### The problem
All entries are to be given again verbatim.

** start of Data in this exercise **

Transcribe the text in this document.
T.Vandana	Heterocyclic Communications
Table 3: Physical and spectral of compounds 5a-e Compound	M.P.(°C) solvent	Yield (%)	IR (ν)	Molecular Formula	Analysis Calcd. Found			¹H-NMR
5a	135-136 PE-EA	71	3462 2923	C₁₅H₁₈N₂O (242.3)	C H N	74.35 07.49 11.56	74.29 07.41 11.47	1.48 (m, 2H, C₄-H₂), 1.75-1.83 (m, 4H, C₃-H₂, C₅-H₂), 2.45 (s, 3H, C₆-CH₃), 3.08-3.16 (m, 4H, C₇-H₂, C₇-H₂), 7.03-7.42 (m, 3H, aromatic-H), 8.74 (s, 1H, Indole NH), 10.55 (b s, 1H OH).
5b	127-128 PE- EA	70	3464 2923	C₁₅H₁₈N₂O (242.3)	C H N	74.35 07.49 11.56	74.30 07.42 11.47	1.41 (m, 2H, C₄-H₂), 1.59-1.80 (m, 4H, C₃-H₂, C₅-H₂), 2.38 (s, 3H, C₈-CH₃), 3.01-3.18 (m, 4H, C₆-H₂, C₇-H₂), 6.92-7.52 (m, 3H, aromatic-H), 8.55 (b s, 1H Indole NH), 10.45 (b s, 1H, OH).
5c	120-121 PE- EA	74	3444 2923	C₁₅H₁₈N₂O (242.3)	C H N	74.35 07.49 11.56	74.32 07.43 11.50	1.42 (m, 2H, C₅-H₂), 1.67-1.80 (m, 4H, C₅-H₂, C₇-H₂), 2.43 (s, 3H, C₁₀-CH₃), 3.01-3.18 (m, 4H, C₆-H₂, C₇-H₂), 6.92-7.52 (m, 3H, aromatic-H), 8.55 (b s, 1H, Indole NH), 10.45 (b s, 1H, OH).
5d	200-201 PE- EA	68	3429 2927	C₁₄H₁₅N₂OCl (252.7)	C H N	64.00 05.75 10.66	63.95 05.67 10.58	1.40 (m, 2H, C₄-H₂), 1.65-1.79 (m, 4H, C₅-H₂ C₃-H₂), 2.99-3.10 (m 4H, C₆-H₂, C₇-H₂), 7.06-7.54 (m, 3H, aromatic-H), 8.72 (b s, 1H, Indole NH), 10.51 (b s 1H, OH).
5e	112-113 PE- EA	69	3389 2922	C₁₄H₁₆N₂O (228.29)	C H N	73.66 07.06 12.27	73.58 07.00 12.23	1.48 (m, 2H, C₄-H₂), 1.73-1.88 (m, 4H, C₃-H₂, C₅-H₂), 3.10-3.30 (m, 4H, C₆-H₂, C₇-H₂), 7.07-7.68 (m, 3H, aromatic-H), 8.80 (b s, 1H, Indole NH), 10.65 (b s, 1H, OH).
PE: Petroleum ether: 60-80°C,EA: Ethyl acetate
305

** end of Data in this exercise **

### Problem solution
Transcribe the text in this document.
T.Vandana	Heterocyclic Communications
Table 3: Physical and spectral of compounds 5a-e Compound	M.P.(°C) solvent	Yield (%)	IR (ν)	Molecular Formula	Analysis Calcd. Found			¹H-NMR
5a	135-136 PE-EA	71	3462 2923	C₁₅H₁₈N₂O (242.3)	C H N	74.35 07.49 11.56	74.29 07.41 11.47	1.48 (m, 2H, C₄-H₂), 1.75-1.83 (m, 4H, C₃-H₂, C₅-H₂), 2.45 (s, 3H, C₆-CH₃), 3.08-3.16 (m, 4H, C₇-H₂, C₇-H₂), 7.03-7.42 (m, 3H, aromatic-H), 8.74 (s, 1H, Indole NH), 10.55 (b s, 1H OH).
5b	127-128 PE- EA	70	3464 2923	C₁₅H₁₈N₂O (242.3)	C H N	74.35 07.49 11.56	74.30 07.42 11.47	1.41 (m, 2H, C₄-H₂), 1.59-1.80 (m, 4H, C₃-H₂, C₅-H₂), 2.38 (s, 3H, C₈-CH₃), 3.01-3.18 (m, 4H, C₆-H₂, C₇-H₂), 6.92-7.52 (m, 3H, aromatic-H), 8.55 (b s, 1H Indole NH), 10.45 (b s, 1H, OH).
5c	120-121 PE- EA	74	3444 2923	C₁₅H₁₈N₂O (242.3)	C H N	74.35 07.49 11.56	74.32 07.43 11.50	1.42 (m, 2H, C₅-H₂), 1.67-1.80 (m, 4H, C₅-H₂, C₇-H₂), 2.43 (s, 3H, C₁₀-CH₃), 3.01-3.18 (m, 4H, C₆-H₂, C₇-H₂), 6.92-7.52 (m, 3H, aromatic-H), 8.55 (b s, 1H, Indole NH), 10.45 (b s, 1H, OH).
5d	200-201 PE- EA	68	3429 2927	C₁₄H₁₅N₂OCl (252.7)	C H N	64.00 05.75 10.66	63.95 05.67 10.58	1.40 (m, 2H, C₄-H₂), 1.65-1.79 (m, 4H, C₅-H₂ C₃-H₂), 2.99-3.10 (m 4H, C₆-H₂, C₇-H₂), 7.06-7.54 (m, 3H, aromatic-H), 8.72 (b s, 1H, Indole NH), 10.51 (b s 1H, OH).
5e	112-113 PE- EA	69	3389 2922	C₁₄H₁₆N₂O (228.29)	C H N	73.66 07.06 12.27	73.58 07.00 12.23	1.48 (m, 2H, C₄-H₂), 1.73-1.88 (m, 4H, C₃-H₂, C₅-H₂), 3.10-3.30 (m, 4H, C₆-H₂, C₇-H₂), 7.07-7.68 (m, 3H, aromatic-H), 8.80 (b s, 1H, Indole NH), 10.65 (b s, 1H, OH).
PE: Petroleum ether: 60-80°C,EA: Ethyl acetate
305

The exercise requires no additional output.